*Exercise instructions*:
Sift the material for lines containing "школі", and return them.
──────── Record list ────────
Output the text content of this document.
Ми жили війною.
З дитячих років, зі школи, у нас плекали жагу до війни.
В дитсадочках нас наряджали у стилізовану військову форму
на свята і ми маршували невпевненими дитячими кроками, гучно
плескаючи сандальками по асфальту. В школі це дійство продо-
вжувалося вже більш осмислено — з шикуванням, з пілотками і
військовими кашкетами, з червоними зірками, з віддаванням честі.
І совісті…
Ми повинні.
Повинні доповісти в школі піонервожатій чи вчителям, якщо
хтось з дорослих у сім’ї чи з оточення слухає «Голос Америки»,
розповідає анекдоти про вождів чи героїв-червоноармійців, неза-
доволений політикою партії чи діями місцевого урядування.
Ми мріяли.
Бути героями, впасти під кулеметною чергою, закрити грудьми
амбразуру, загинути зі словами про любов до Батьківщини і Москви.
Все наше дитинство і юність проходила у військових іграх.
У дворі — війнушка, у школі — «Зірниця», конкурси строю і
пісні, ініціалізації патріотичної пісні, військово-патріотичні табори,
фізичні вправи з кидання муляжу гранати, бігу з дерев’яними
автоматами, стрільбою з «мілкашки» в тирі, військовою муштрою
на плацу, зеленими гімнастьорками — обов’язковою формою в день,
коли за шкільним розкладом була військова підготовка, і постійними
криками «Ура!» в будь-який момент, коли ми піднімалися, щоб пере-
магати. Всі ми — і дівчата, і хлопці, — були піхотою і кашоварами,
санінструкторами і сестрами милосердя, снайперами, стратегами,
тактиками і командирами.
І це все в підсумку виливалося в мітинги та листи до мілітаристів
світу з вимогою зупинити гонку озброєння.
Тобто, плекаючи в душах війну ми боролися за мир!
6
────────
──────── Record list ────────
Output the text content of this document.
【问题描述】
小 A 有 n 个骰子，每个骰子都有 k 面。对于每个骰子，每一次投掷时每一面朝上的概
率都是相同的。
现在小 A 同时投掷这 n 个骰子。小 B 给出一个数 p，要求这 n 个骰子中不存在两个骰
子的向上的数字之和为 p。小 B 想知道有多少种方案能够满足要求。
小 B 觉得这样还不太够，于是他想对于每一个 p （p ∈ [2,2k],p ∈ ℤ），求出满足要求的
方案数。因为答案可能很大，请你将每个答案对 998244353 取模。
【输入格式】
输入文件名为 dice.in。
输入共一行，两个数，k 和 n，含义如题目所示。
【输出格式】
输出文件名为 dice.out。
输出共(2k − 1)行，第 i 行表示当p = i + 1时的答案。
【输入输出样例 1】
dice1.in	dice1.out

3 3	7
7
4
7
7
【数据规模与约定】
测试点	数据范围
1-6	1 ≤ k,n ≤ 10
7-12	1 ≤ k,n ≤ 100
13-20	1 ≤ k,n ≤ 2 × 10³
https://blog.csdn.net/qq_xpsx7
────────
*Solution for this exercise*:
плескаючи сандальками по асфальту. В школі це дійство продо-
Повинні доповісти в школі піонервожатій чи вчителям, якщо
У дворі — війнушка, у школі — «Зірниця», конкурси строю і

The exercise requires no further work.